> Exercise directions:
Return the records word for word. Any pictures in them are not part of the copy.

> Material for this exercise:
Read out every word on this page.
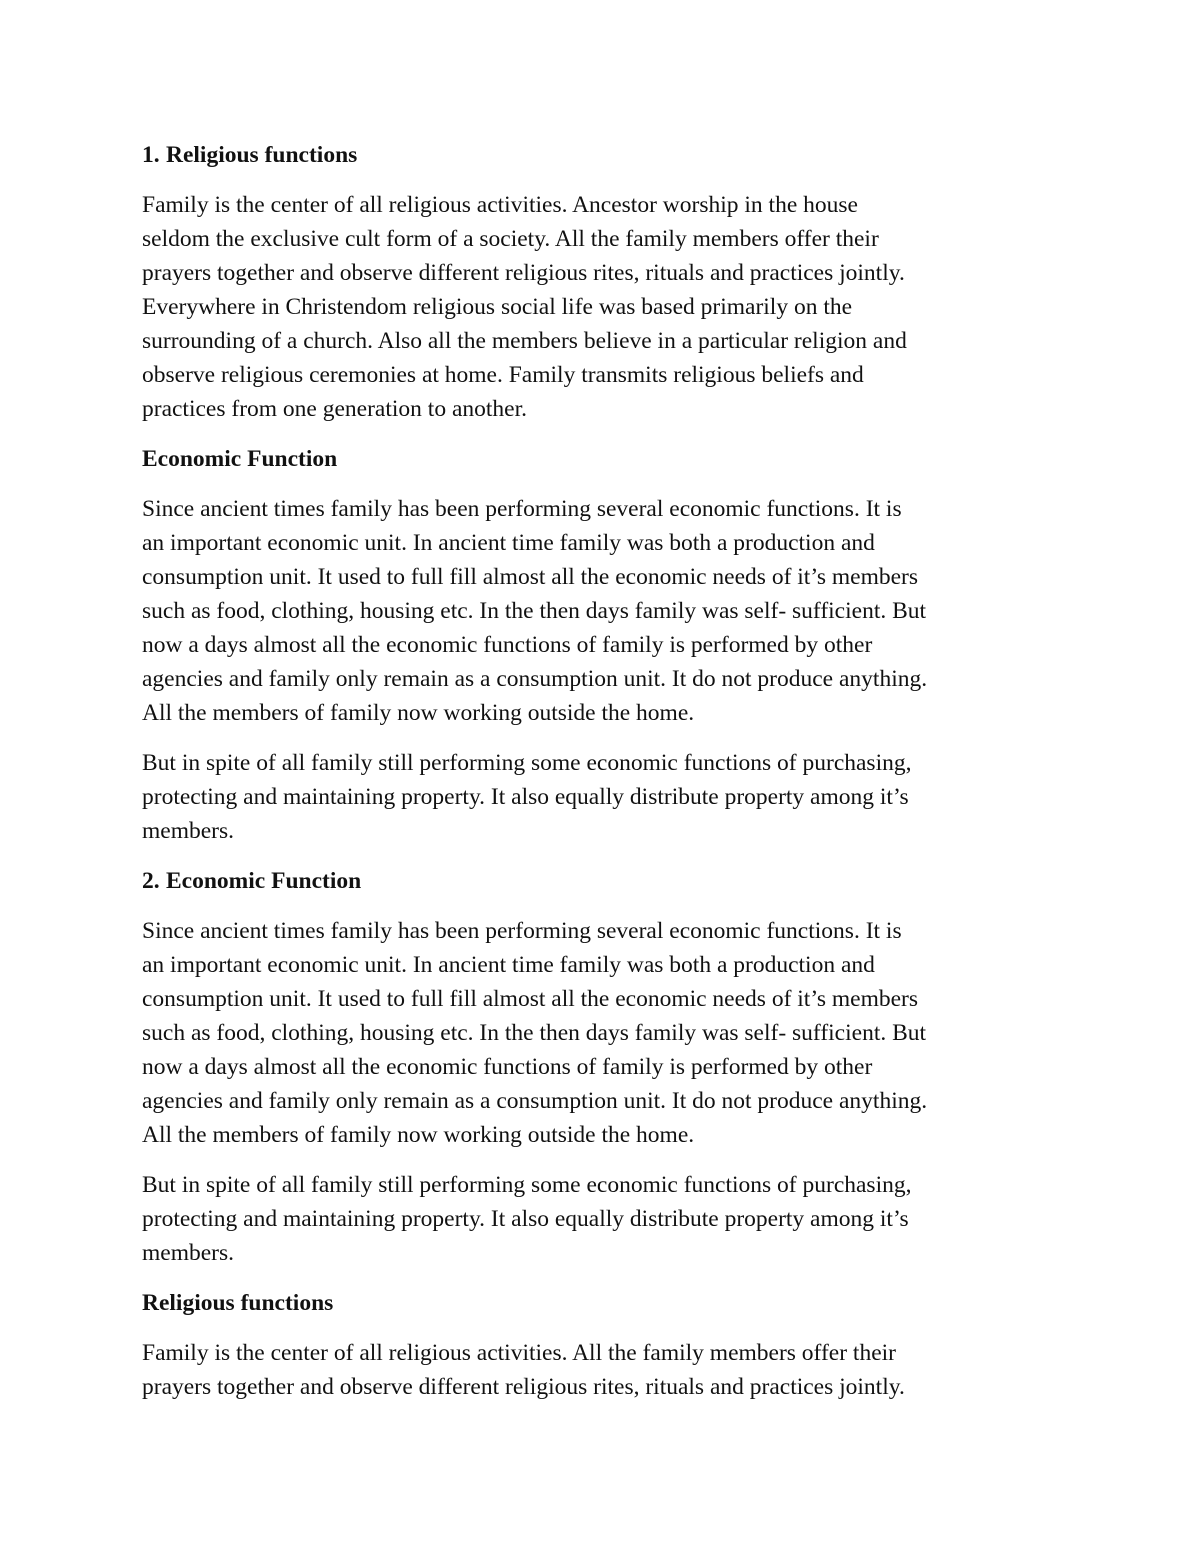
1. Religious functions
Family is the center of all religious activities. Ancestor worship in the house
seldom the exclusive cult form of a society. All the family members offer their
prayers together and observe different religious rites, rituals and practices jointly.
Everywhere in Christendom religious social life was based primarily on the
surrounding of a church. Also all the members believe in a particular religion and
observe religious ceremonies at home. Family transmits religious beliefs and
practices from one generation to another.
Economic Function
Since ancient times family has been performing several economic functions. It is
an important economic unit. In ancient time family was both a production and
consumption unit. It used to full fill almost all the economic needs of it’s members
such as food, clothing, housing etc. In the then days family was self- sufficient. But
now a days almost all the economic functions of family is performed by other
agencies and family only remain as a consumption unit. It do not produce anything.
All the members of family now working outside the home.
But in spite of all family still performing some economic functions of purchasing,
protecting and maintaining property. It also equally distribute property among it’s
members.
2. Economic Function
Since ancient times family has been performing several economic functions. It is
an important economic unit. In ancient time family was both a production and
consumption unit. It used to full fill almost all the economic needs of it’s members
such as food, clothing, housing etc. In the then days family was self- sufficient. But
now a days almost all the economic functions of family is performed by other
agencies and family only remain as a consumption unit. It do not produce anything.
All the members of family now working outside the home.
But in spite of all family still performing some economic functions of purchasing,
protecting and maintaining property. It also equally distribute property among it’s
members.
Religious functions
Family is the center of all religious activities. All the family members offer their
prayers together and observe different religious rites, rituals and practices jointly.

> Exercise solution:
Read out every word on this page.
1. Religious functions
Family is the center of all religious activities. Ancestor worship in the house
seldom the exclusive cult form of a society. All the family members offer their
prayers together and observe different religious rites, rituals and practices jointly.
Everywhere in Christendom religious social life was based primarily on the
surrounding of a church. Also all the members believe in a particular religion and
observe religious ceremonies at home. Family transmits religious beliefs and
practices from one generation to another.
Economic Function
Since ancient times family has been performing several economic functions. It is
an important economic unit. In ancient time family was both a production and
consumption unit. It used to full fill almost all the economic needs of it’s members
such as food, clothing, housing etc. In the then days family was self- sufficient. But
now a days almost all the economic functions of family is performed by other
agencies and family only remain as a consumption unit. It do not produce anything.
All the members of family now working outside the home.
But in spite of all family still performing some economic functions of purchasing,
protecting and maintaining property. It also equally distribute property among it’s
members.
2. Economic Function
Since ancient times family has been performing several economic functions. It is
an important economic unit. In ancient time family was both a production and
consumption unit. It used to full fill almost all the economic needs of it’s members
such as food, clothing, housing etc. In the then days family was self- sufficient. But
now a days almost all the economic functions of family is performed by other
agencies and family only remain as a consumption unit. It do not produce anything.
All the members of family now working outside the home.
But in spite of all family still performing some economic functions of purchasing,
protecting and maintaining property. It also equally distribute property among it’s
members.
Religious functions
Family is the center of all religious activities. All the family members offer their
prayers together and observe different religious rites, rituals and practices jointly.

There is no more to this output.